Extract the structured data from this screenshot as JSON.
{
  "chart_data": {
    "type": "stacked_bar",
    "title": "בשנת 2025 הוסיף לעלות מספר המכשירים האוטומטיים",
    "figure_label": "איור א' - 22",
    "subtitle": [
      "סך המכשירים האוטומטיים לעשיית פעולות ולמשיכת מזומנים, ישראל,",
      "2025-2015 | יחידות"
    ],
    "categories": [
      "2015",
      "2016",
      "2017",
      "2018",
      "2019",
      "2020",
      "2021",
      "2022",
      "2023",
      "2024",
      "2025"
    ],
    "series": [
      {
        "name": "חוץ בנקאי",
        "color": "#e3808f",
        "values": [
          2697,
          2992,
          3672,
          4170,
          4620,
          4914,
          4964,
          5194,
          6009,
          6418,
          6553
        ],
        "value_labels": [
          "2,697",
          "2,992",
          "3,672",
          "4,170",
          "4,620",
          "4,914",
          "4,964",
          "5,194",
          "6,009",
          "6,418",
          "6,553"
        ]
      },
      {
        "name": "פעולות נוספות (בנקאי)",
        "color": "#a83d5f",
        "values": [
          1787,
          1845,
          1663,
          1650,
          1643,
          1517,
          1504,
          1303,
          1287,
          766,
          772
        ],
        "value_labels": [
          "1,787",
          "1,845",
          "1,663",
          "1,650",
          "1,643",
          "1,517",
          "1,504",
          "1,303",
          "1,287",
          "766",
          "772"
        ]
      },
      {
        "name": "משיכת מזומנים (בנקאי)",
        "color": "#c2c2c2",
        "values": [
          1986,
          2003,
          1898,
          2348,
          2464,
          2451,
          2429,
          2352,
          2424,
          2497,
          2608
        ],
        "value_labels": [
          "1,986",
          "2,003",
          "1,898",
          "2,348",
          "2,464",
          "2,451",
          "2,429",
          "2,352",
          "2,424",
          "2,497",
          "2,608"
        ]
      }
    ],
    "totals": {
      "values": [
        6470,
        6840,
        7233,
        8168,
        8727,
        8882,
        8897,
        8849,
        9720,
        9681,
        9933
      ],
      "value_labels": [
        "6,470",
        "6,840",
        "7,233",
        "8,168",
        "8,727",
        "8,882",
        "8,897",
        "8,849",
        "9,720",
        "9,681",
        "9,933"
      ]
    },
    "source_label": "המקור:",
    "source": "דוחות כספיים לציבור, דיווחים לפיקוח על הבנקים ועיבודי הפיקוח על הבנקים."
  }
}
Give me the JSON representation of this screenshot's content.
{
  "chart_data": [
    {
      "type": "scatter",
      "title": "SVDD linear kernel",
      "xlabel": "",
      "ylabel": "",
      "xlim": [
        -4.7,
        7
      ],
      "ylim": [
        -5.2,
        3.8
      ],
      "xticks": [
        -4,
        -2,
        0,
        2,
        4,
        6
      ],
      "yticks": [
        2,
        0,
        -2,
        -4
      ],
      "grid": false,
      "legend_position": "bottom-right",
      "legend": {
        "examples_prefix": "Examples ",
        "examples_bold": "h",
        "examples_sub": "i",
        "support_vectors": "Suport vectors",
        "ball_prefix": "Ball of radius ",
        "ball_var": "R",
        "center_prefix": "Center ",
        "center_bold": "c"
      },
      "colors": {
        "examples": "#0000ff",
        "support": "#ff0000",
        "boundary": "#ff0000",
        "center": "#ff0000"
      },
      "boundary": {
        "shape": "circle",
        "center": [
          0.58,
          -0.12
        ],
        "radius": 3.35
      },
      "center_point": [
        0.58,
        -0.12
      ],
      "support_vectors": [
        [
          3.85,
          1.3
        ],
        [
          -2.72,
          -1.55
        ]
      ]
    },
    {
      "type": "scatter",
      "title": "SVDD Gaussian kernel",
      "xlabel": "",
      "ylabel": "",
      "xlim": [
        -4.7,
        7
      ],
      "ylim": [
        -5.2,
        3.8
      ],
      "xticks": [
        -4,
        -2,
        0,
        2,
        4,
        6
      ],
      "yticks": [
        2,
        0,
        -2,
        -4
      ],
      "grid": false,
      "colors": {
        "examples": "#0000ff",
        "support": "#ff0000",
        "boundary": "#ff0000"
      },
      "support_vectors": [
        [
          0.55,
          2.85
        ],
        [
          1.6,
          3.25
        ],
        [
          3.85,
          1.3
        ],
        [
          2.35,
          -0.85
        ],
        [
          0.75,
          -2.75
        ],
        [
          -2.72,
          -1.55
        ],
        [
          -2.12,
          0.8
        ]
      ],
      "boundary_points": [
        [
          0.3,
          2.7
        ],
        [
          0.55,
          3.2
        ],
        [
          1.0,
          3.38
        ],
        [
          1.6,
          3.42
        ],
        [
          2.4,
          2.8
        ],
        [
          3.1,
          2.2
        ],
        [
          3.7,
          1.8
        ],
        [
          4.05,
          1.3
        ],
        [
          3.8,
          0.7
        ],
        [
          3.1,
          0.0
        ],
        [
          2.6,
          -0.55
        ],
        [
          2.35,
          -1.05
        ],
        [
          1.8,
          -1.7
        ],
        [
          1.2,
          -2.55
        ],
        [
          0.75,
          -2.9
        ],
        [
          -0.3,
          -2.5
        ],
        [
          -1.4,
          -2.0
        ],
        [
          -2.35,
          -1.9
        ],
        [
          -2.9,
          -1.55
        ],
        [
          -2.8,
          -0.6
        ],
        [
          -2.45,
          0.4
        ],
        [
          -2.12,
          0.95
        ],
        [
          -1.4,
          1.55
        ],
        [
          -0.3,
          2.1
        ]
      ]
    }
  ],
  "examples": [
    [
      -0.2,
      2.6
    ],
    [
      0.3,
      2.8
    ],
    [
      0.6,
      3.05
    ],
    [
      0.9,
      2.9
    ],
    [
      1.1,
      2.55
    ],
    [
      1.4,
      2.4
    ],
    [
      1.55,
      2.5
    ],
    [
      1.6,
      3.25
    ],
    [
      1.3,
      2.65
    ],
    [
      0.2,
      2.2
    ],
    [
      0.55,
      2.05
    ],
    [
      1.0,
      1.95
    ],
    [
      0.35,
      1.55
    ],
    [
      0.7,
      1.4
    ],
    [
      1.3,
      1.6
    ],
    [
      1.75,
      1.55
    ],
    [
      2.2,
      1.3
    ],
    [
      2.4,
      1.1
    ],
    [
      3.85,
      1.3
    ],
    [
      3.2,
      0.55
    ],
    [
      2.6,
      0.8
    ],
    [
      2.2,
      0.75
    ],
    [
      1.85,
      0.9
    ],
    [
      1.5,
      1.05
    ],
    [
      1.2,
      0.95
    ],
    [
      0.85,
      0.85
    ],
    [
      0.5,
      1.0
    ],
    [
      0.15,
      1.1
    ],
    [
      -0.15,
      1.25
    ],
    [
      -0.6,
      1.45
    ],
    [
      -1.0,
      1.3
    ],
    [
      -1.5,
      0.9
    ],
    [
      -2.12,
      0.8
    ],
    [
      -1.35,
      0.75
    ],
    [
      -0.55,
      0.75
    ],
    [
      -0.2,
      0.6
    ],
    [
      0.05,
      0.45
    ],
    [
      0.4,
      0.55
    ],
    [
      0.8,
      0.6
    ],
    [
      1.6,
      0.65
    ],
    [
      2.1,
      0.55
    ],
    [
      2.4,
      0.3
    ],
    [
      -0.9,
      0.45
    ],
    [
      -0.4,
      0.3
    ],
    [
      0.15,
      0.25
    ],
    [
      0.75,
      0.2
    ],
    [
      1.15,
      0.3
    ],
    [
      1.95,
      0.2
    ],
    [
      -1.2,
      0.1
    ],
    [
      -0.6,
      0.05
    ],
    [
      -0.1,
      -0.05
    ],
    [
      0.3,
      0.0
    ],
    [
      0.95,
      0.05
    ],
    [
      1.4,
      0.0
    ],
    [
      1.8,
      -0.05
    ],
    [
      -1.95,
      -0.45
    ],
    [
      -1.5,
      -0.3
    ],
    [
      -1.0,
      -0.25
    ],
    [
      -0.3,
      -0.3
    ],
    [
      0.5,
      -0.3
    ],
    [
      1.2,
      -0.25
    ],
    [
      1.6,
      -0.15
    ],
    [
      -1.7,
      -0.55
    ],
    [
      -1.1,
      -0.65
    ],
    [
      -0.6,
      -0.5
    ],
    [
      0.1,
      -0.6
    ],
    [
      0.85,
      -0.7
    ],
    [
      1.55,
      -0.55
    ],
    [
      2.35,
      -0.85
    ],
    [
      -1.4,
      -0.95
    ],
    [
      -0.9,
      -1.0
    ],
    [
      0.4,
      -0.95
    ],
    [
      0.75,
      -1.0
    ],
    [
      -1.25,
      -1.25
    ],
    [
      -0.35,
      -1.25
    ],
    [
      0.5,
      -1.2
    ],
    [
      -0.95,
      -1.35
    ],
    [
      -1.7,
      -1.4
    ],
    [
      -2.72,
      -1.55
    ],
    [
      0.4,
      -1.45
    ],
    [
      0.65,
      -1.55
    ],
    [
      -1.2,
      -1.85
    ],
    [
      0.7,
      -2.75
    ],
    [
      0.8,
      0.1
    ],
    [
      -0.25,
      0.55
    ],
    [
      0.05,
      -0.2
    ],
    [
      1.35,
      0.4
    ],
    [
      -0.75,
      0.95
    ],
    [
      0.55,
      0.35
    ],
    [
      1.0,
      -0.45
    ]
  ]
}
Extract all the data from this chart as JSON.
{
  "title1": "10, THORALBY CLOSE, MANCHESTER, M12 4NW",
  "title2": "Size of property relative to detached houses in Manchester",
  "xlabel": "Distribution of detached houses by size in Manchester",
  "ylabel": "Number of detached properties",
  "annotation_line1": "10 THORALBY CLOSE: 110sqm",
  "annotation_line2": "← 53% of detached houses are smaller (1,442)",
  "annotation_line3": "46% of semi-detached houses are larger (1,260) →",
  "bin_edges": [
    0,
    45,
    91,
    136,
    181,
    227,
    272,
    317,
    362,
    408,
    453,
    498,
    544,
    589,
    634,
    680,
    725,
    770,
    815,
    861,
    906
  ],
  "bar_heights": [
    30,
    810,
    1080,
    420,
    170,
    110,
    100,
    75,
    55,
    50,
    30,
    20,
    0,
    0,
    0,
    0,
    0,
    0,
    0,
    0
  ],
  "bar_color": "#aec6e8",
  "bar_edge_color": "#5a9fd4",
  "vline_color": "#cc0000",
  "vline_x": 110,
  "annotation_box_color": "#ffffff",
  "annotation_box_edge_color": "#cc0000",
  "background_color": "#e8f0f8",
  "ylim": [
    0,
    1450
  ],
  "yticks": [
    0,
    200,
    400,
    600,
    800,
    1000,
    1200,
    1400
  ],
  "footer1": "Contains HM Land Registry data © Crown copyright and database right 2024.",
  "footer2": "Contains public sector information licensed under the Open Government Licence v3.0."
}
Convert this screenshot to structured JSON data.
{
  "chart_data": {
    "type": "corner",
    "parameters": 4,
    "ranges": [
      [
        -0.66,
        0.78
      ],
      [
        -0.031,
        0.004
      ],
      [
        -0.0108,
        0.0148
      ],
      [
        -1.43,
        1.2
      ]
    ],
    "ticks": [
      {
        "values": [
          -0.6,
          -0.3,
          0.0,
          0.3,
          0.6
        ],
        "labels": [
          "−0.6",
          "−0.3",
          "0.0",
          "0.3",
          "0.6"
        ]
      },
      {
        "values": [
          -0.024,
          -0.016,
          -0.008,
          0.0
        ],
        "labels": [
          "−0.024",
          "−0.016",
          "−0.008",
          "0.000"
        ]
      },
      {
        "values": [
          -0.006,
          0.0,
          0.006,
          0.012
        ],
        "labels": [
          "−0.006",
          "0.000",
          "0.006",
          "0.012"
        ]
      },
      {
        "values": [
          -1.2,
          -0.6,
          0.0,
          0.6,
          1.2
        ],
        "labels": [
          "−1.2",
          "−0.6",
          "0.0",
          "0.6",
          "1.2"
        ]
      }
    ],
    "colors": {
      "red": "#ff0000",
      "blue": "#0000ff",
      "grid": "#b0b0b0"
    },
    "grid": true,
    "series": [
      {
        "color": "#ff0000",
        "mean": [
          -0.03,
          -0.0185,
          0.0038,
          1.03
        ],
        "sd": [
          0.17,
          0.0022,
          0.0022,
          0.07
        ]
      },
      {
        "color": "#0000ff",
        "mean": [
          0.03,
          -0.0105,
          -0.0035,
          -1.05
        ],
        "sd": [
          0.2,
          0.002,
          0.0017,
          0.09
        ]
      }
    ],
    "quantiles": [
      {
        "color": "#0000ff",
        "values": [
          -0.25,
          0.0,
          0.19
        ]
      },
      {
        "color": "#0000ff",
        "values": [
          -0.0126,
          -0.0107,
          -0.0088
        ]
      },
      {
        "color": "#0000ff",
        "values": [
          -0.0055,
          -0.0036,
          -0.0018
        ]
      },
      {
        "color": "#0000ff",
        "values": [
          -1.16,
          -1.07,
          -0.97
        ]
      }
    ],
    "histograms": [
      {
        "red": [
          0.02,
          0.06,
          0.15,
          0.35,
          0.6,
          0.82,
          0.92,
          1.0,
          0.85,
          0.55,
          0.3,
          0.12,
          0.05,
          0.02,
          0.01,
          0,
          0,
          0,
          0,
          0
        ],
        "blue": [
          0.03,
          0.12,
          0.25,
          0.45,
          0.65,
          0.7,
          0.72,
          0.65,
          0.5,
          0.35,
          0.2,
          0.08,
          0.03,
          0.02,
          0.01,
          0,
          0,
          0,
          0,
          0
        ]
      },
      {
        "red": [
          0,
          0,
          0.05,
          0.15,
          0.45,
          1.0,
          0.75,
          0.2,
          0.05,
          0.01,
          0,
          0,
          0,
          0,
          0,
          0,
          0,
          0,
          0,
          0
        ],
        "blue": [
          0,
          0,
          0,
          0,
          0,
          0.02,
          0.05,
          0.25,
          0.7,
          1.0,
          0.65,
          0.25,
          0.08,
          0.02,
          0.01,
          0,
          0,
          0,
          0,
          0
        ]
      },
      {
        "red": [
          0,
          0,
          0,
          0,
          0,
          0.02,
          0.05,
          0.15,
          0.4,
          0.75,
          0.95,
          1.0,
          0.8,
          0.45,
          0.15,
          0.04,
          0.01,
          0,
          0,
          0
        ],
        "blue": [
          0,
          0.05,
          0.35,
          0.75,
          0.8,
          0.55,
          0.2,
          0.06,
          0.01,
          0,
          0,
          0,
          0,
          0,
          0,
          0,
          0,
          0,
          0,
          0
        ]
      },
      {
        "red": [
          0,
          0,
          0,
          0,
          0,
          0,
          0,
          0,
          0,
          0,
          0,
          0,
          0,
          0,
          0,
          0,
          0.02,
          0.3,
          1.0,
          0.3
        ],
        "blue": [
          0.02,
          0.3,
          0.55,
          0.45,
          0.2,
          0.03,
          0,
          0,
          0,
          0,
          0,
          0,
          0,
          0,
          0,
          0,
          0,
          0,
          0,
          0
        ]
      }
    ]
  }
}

•••••

- [Aim of the task]
Read through the entries and copy every line that includes "type".

- [Output below]
    "type": "stacked_bar",
      "type": "scatter",
      "type": "scatter",
    "type": "corner",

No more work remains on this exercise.